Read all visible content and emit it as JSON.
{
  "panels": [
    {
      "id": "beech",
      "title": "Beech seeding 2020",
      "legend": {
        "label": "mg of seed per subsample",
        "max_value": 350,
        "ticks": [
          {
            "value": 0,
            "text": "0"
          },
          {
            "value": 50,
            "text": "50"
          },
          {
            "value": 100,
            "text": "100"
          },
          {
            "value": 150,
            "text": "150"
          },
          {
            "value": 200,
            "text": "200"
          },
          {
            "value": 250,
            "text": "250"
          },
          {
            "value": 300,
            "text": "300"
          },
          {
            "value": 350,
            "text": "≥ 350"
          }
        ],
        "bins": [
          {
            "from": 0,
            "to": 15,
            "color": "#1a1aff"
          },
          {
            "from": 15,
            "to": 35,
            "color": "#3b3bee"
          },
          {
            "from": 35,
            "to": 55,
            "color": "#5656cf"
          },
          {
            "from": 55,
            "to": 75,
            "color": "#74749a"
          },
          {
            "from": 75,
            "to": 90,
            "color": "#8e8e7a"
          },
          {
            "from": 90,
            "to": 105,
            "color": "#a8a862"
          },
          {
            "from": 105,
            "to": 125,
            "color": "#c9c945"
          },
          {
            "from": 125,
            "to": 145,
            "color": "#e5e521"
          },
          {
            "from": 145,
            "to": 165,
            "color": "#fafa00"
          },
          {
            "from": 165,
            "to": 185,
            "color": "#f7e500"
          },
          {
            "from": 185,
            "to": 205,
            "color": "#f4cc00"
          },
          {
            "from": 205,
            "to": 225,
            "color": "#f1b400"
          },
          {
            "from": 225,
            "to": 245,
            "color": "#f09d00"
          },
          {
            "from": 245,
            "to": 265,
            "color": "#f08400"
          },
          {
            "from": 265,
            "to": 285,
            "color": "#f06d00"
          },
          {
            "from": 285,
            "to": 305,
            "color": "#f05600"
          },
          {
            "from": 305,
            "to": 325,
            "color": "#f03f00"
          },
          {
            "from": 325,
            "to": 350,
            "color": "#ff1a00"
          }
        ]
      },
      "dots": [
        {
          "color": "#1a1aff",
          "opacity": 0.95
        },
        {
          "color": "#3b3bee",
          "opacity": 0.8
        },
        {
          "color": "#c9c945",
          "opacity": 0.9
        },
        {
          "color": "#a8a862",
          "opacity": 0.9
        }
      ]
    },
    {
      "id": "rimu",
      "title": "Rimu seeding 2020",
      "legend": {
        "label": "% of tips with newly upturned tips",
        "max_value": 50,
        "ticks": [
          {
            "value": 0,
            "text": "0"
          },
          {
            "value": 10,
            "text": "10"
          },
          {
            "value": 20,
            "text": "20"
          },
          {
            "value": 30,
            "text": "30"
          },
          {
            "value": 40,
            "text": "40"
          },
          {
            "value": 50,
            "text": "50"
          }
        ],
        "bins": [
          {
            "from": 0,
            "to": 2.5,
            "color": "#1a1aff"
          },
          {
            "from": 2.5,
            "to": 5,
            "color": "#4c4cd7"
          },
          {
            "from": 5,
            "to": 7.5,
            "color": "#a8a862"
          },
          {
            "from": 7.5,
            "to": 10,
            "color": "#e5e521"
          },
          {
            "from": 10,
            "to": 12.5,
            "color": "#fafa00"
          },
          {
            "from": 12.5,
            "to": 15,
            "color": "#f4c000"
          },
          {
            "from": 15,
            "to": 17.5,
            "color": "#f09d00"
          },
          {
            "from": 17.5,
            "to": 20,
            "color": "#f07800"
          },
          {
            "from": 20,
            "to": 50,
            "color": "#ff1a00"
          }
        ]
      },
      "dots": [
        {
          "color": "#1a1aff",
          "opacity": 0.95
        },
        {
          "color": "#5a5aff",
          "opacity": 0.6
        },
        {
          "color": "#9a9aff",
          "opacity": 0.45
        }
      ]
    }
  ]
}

++++++++++++++++++++

AIM OF THE EXERCISE: Look through the entries above for the word "label". Copy every line where it shows up.

ANSWER TO THIS EXERCISE:
        "label": "mg of seed per subsample",
        "label": "% of tips with newly upturned tips",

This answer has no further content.